- **Prompt**
Pull out every line containing the string "source".

- **Records to use**
----

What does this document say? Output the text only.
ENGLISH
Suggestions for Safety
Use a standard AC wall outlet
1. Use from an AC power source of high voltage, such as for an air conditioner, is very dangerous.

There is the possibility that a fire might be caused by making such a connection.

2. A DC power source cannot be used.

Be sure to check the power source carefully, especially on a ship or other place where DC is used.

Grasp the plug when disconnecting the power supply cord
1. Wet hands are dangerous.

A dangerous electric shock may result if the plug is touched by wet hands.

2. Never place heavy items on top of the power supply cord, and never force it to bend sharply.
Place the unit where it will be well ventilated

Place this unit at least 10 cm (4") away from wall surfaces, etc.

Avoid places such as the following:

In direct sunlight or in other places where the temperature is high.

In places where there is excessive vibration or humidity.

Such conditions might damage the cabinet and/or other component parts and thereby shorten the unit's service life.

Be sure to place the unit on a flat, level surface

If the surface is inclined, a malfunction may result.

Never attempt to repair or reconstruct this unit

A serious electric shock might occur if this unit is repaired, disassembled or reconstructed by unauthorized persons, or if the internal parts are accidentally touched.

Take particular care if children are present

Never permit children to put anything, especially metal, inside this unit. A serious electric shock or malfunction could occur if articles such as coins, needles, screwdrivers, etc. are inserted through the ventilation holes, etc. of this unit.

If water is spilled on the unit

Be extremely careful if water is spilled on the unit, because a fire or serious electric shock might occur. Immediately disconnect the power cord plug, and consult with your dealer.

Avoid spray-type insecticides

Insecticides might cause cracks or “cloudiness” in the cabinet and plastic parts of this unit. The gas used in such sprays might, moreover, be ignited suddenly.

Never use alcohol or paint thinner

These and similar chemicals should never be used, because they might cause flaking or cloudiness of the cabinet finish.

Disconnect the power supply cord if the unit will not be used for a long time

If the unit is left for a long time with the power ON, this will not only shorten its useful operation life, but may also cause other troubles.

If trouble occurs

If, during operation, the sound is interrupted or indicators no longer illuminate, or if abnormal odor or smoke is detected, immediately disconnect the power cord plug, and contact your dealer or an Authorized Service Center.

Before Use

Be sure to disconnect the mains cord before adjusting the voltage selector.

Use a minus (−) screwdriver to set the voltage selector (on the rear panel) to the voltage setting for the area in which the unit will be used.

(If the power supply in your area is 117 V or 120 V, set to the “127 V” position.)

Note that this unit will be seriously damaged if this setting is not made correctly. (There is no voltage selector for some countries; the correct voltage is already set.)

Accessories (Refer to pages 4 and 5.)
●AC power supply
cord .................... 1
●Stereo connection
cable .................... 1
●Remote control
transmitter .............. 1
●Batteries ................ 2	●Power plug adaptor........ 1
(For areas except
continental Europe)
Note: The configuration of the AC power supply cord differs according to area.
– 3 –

----

- **Response**
1. Use from an AC power source of high voltage, such as for an air conditioner, is very dangerous.
2. A DC power source cannot be used.
Be sure to check the power source carefully, especially on a ship or other place where DC is used.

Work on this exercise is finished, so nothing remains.